▼

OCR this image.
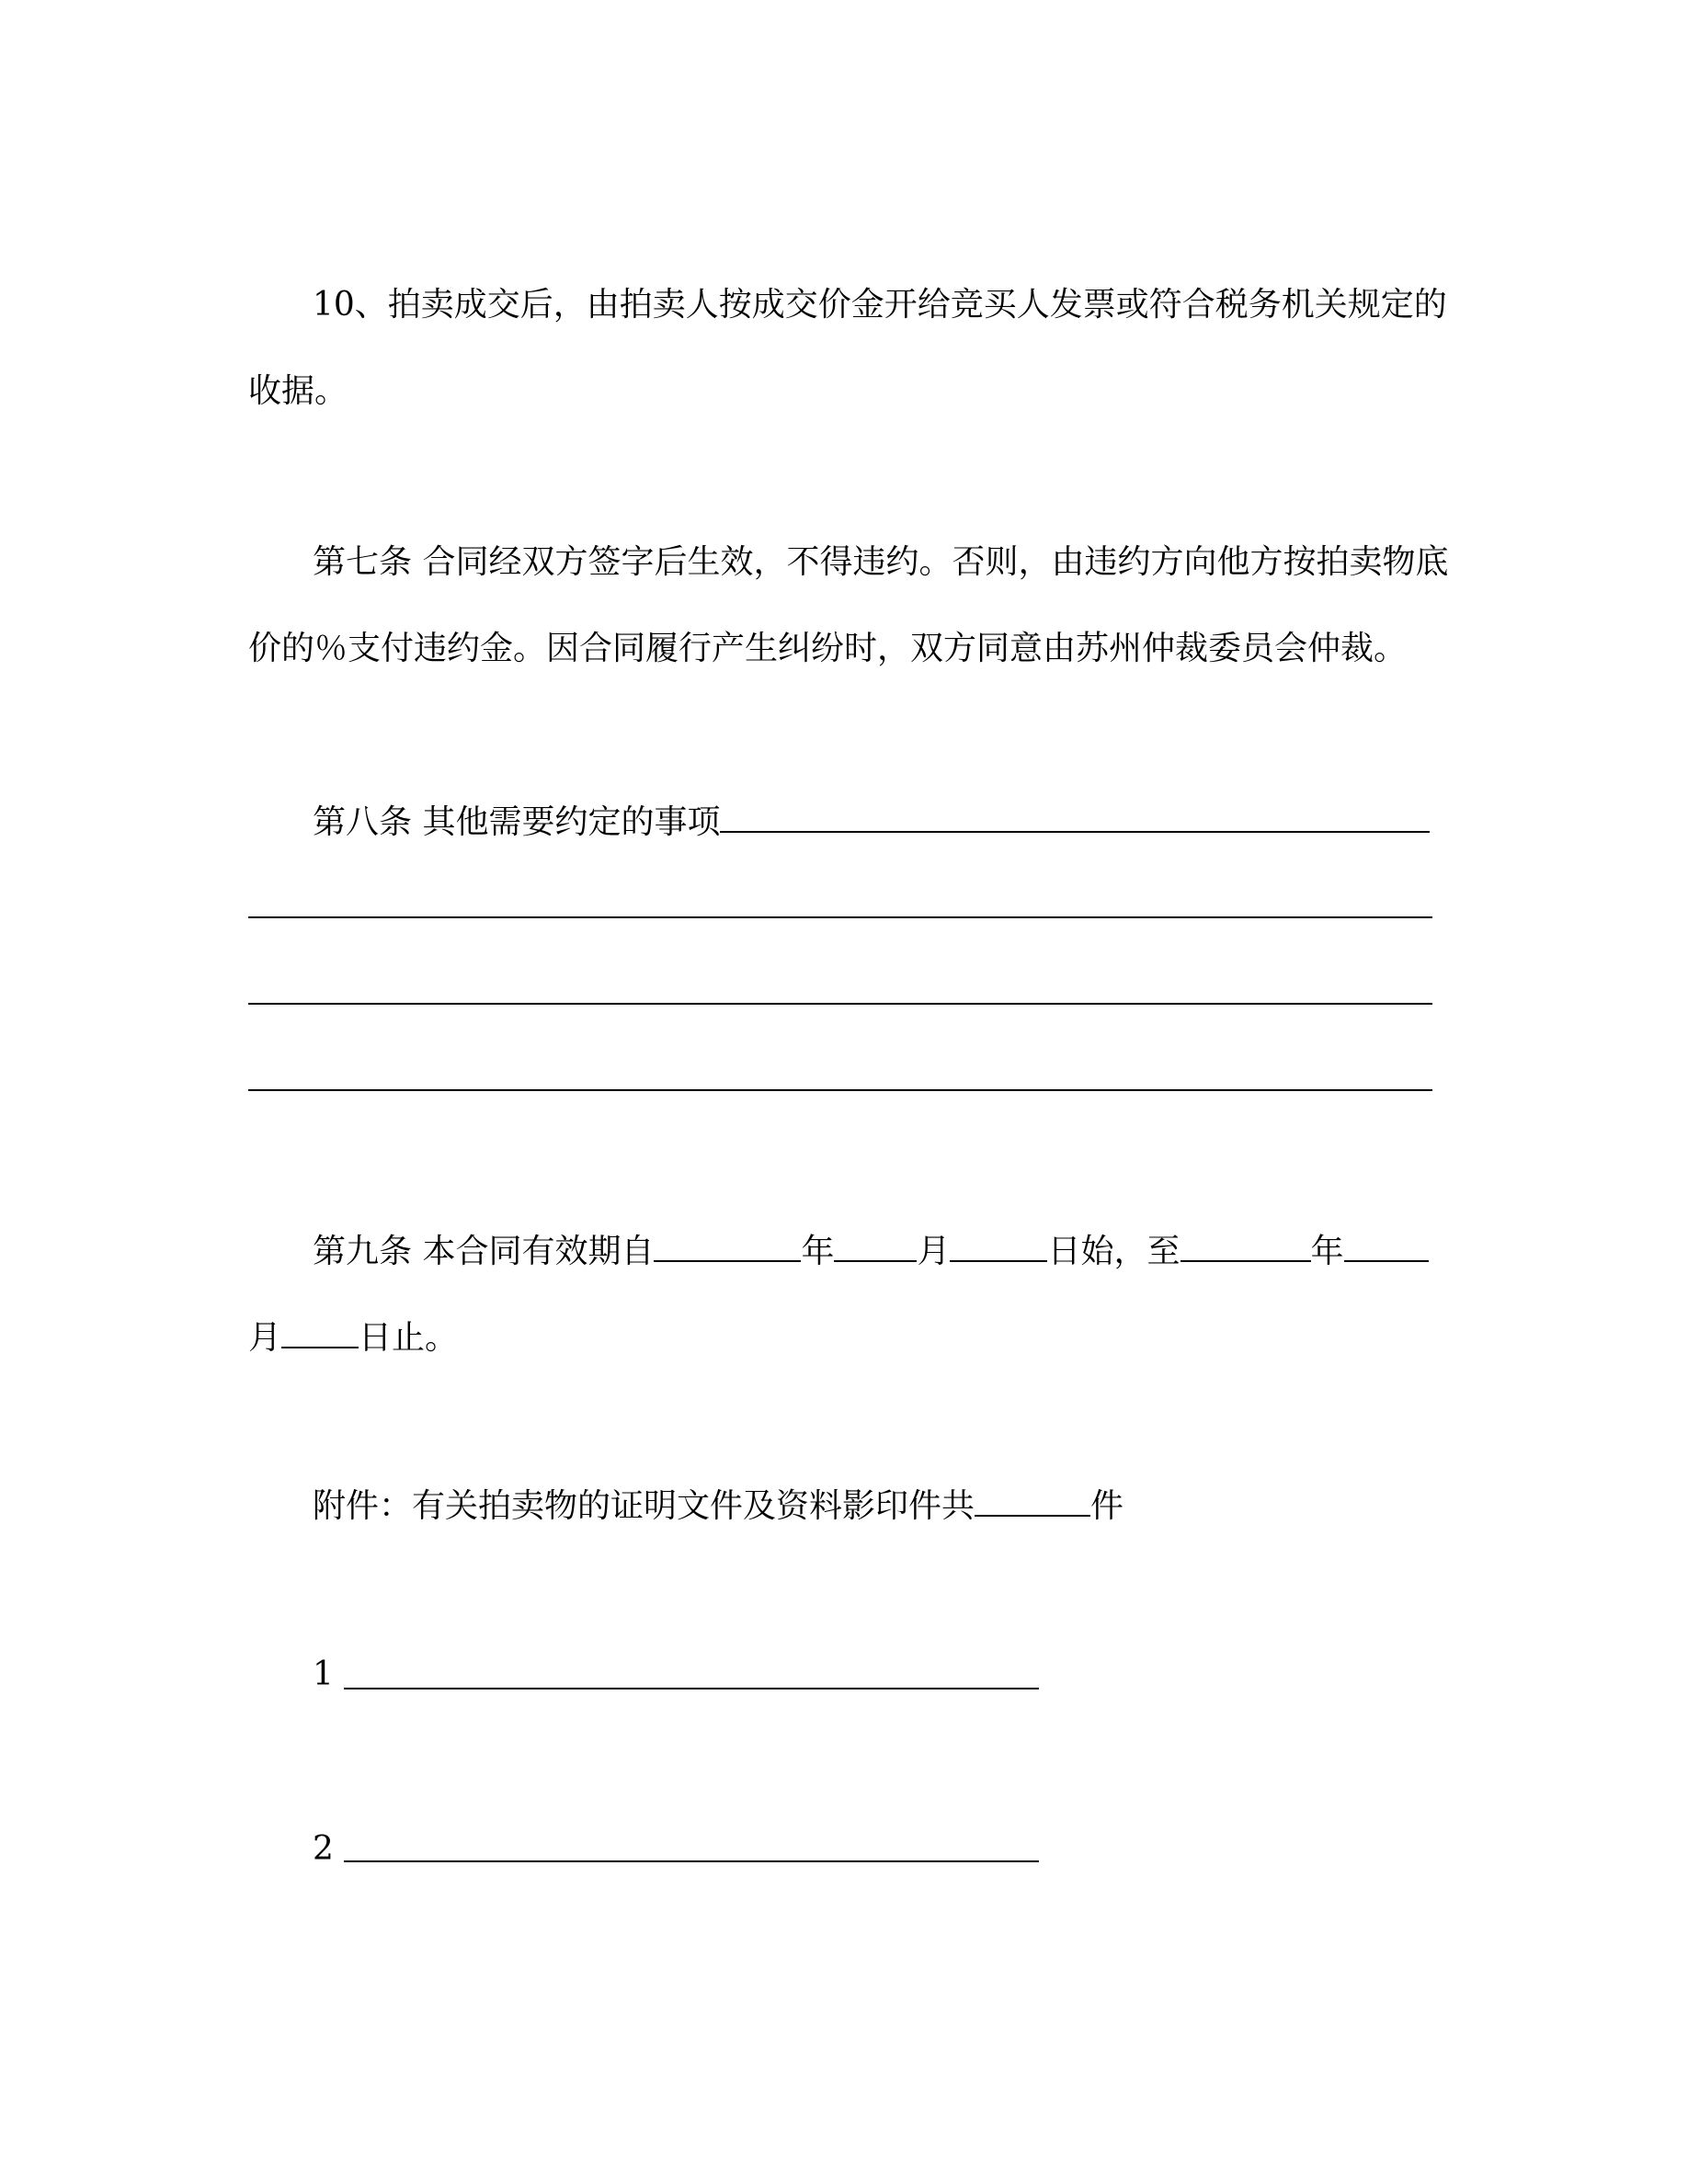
10、拍卖成交后，由拍卖人按成交价金开给竞买人发票或符合税务机关规定的
收据。
第七条 合同经双方签字后生效，不得违约。否则，由违约方向他方按拍卖物底
价的％支付违约金。因合同履行产生纠纷时，双方同意由苏州仲裁委员会仲裁。
第八条 其他需要约定的事项
第九条 本合同有效期自	年	月	日始，至	年
月 日止。
附件：有关拍卖物的证明文件及资料影印件共	件
1
2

▲

### TASK DIRECTIONS
Leave the images out, please, and restate each line word for word.

### ANSWER IN FULL
OCR this image.
10、拍卖成交后，由拍卖人按成交价金开给竞买人发票或符合税务机关规定的
收据。
第七条 合同经双方签字后生效，不得违约。否则，由违约方向他方按拍卖物底
价的％支付违约金。因合同履行产生纠纷时，双方同意由苏州仲裁委员会仲裁。
第八条 其他需要约定的事项
第九条 本合同有效期自	年	月	日始，至	年
月 日止。
附件：有关拍卖物的证明文件及资料影印件共	件
1
2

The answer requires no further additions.